DATA FOR PROCESSING:
== == ==
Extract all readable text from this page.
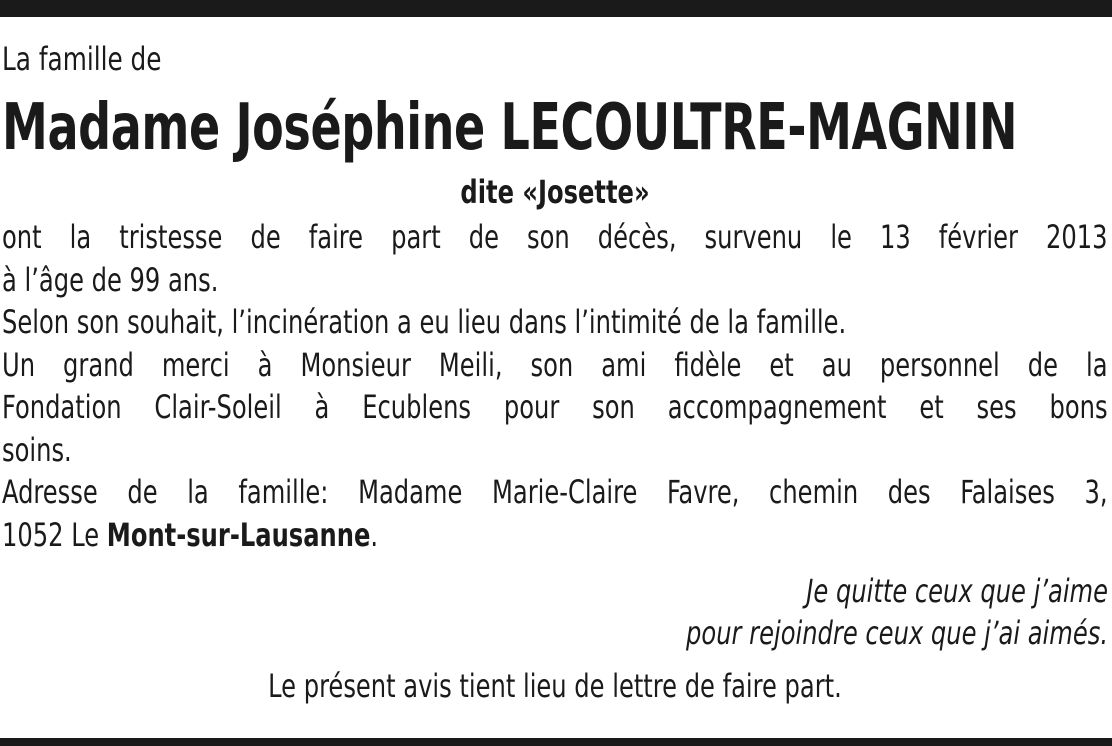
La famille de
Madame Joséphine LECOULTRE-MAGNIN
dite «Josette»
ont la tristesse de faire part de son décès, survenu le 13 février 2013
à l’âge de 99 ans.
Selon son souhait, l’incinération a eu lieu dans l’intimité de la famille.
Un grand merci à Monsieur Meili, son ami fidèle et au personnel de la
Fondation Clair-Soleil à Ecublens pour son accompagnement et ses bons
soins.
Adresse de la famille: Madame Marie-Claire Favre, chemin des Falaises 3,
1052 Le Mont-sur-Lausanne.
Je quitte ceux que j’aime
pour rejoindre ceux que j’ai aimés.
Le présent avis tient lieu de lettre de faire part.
== == ==
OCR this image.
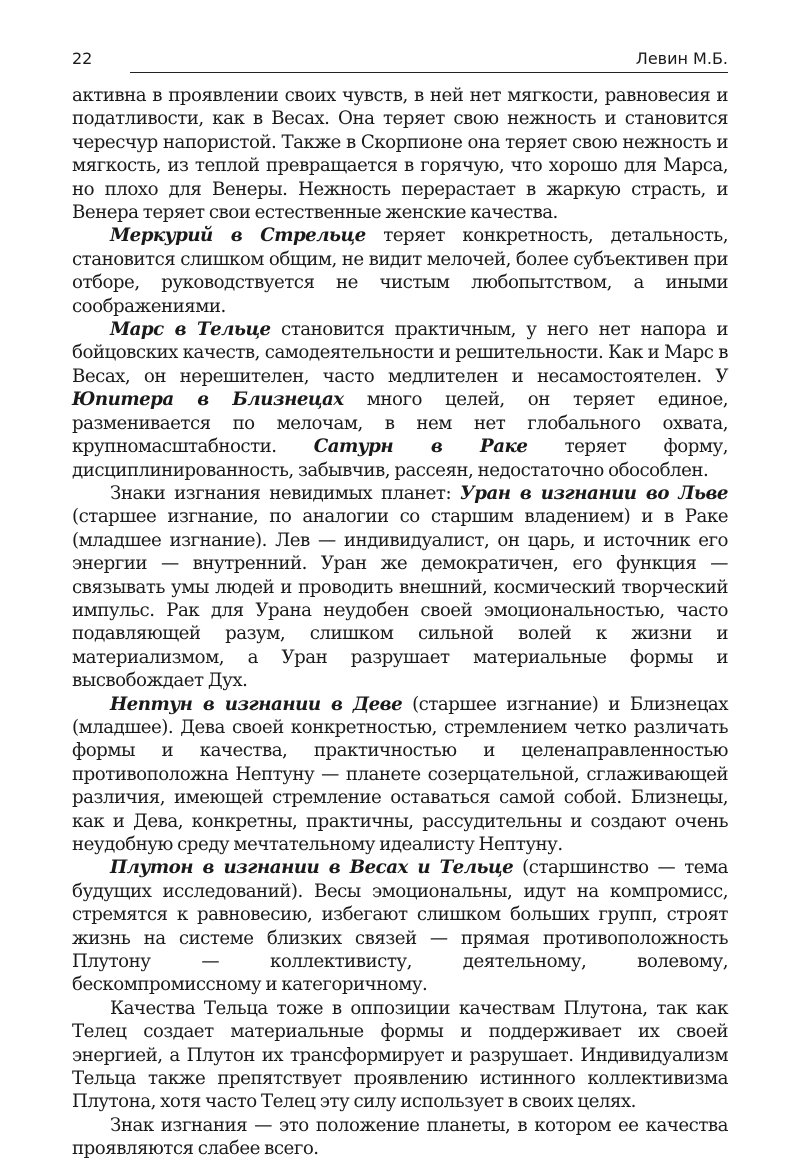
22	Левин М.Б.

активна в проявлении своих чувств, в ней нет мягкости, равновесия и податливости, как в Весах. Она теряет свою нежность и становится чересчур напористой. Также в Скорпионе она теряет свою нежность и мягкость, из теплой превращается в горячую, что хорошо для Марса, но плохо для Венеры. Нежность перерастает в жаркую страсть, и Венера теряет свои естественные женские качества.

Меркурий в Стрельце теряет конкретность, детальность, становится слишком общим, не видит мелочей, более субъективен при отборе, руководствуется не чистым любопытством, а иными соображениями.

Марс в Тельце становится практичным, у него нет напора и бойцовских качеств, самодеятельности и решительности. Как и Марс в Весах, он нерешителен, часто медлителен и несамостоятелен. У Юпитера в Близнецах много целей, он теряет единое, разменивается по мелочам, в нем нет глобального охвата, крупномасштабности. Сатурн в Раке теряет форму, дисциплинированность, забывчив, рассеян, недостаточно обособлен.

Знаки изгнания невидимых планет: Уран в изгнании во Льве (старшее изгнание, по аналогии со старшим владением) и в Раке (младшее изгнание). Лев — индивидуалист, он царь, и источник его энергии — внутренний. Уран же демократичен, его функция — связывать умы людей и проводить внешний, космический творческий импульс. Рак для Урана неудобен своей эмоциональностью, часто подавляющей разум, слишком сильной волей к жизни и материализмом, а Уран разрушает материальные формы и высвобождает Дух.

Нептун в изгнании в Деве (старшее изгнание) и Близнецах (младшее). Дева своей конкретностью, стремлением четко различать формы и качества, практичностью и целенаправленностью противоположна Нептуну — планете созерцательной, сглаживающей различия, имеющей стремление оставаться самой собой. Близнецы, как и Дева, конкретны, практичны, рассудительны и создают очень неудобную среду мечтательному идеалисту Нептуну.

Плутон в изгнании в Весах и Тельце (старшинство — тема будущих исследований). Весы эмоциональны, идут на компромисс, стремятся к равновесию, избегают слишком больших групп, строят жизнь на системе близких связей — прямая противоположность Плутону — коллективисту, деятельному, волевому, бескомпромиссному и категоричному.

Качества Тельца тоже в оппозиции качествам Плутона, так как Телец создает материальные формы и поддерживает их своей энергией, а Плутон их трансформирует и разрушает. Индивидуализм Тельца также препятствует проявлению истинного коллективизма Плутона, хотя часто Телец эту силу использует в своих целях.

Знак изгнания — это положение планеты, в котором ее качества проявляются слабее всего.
== == ==
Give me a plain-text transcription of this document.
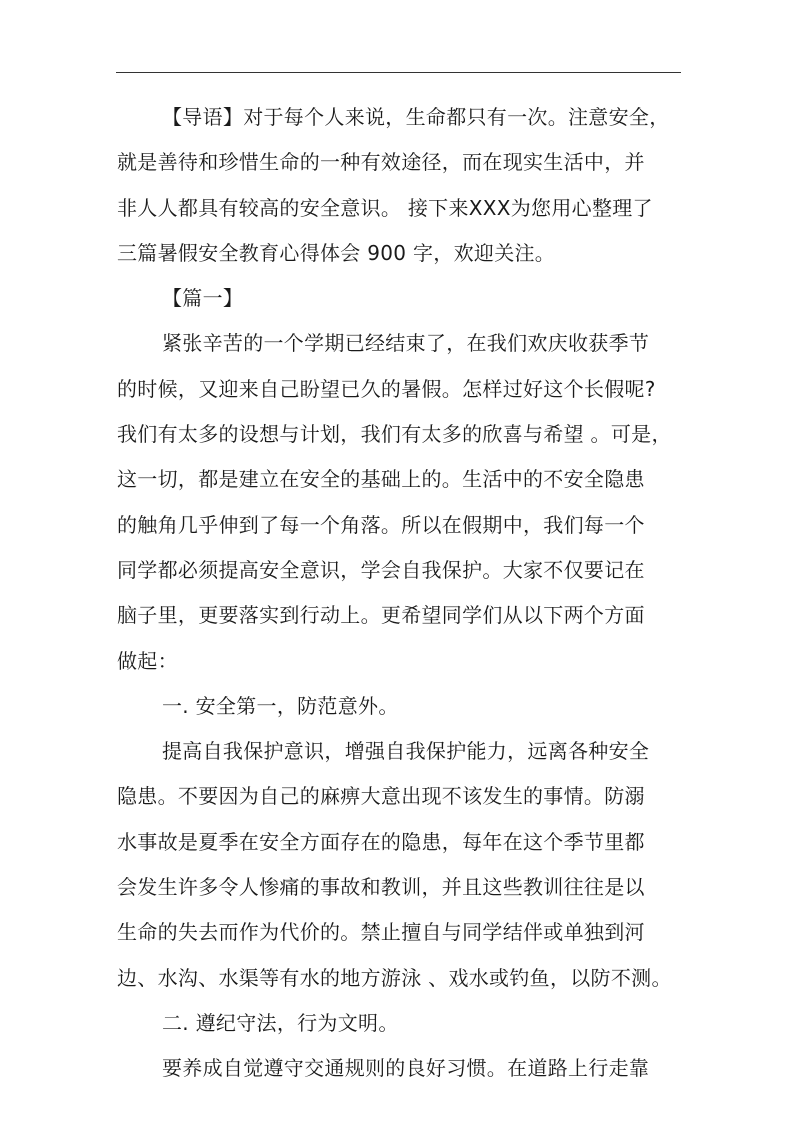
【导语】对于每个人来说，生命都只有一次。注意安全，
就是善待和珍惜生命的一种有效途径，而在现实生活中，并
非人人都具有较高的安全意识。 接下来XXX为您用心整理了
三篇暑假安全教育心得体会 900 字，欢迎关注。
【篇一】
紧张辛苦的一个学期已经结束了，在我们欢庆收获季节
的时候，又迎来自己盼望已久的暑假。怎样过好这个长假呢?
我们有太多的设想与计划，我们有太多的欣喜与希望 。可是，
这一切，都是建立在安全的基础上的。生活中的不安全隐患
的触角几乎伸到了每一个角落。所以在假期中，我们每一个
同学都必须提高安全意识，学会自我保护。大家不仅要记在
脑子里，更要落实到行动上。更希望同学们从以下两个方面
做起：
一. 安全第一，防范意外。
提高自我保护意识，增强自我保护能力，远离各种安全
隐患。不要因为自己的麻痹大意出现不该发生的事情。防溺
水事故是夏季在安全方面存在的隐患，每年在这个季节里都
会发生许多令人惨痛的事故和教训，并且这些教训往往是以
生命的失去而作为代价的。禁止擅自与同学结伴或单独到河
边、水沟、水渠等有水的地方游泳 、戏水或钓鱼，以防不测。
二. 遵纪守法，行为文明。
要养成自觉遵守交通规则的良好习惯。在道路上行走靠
== == ==
WHAT TO WORK ON: Where a line holds the string "Madame", copy that line.

OUTPUT:
Madame Joséphine LECOULTRE-MAGNIN
Adresse de la famille: Madame Marie-Claire Favre, chemin des Falaises 3,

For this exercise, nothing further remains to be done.